[Stored records]
○ ○ ○ ○ ○ ○ ○
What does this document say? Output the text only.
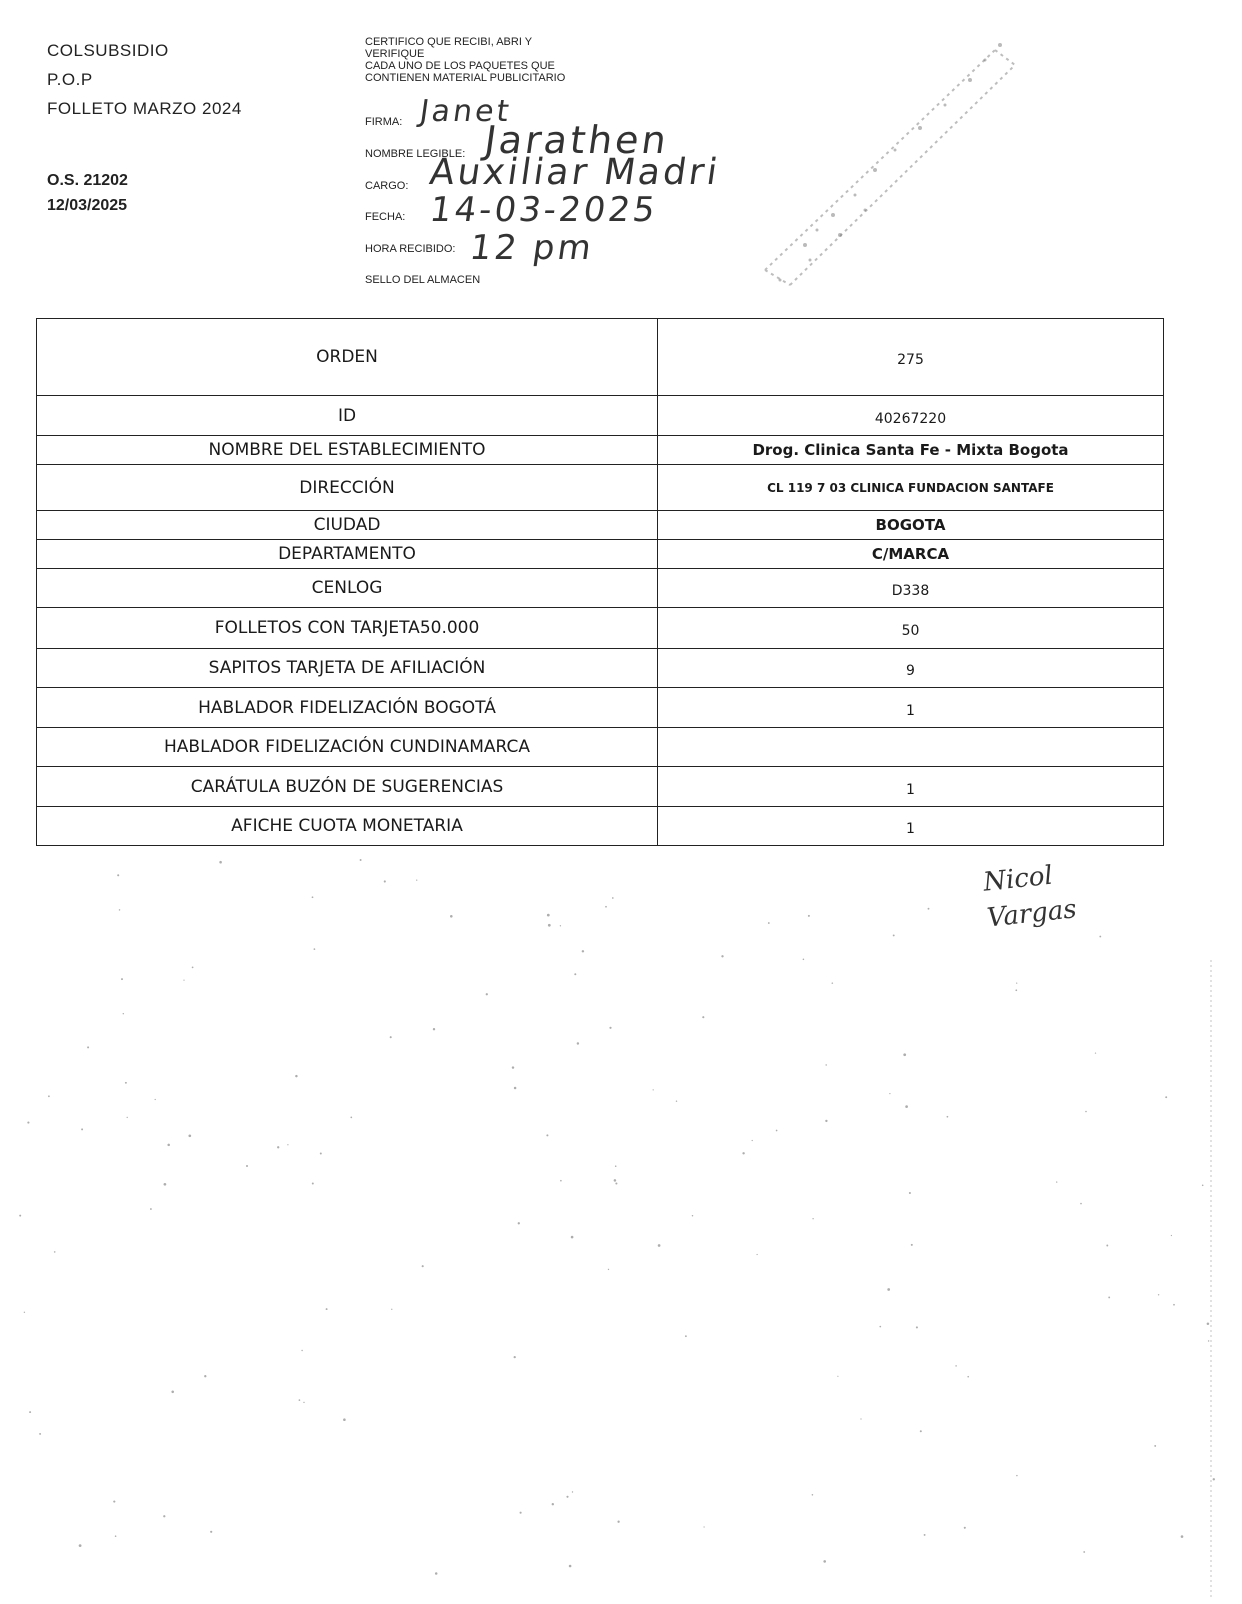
COLSUBSIDIO
P.O.P
FOLLETO MARZO 2024
O.S. 21202
12/03/2025
CERTIFICO QUE RECIBI, ABRI Y
VERIFIQUE
CADA UNO DE LOS PAQUETES QUE
CONTIENEN MATERIAL PUBLICITARIO
FIRMA: Janet
NOMBRE LEGIBLE: Jarathen
CARGO: Auxiliar Madri
FECHA: 14-03-2025
HORA RECIBIDO: 12 pm
SELLO DEL ALMACEN
ORDEN	275
ID	40267220
NOMBRE DEL ESTABLECIMIENTO	Drog. Clinica Santa Fe - Mixta Bogota
DIRECCIÓN	CL 119 7 03 CLINICA FUNDACION SANTAFE
CIUDAD	BOGOTA
DEPARTAMENTO	C/MARCA
CENLOG	D338
FOLLETOS CON TARJETA50.000	50
SAPITOS TARJETA DE AFILIACIÓN	9
HABLADOR FIDELIZACIÓN BOGOTÁ	1
HABLADOR FIDELIZACIÓN CUNDINAMARCA	
CARÁTULA BUZÓN DE SUGERENCIAS	1
AFICHE CUOTA MONETARIA	1
Nicol
Vargas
○ ○ ○ ○ ○ ○ ○
▶ **Objective**:
Collect the complete line wherever the string "NOMBRE" appears in the records.

▶ **Problem solution**:
NOMBRE LEGIBLE: Jarathen
NOMBRE DEL ESTABLECIMIENTO	Drog. Clinica Santa Fe - Mixta Bogota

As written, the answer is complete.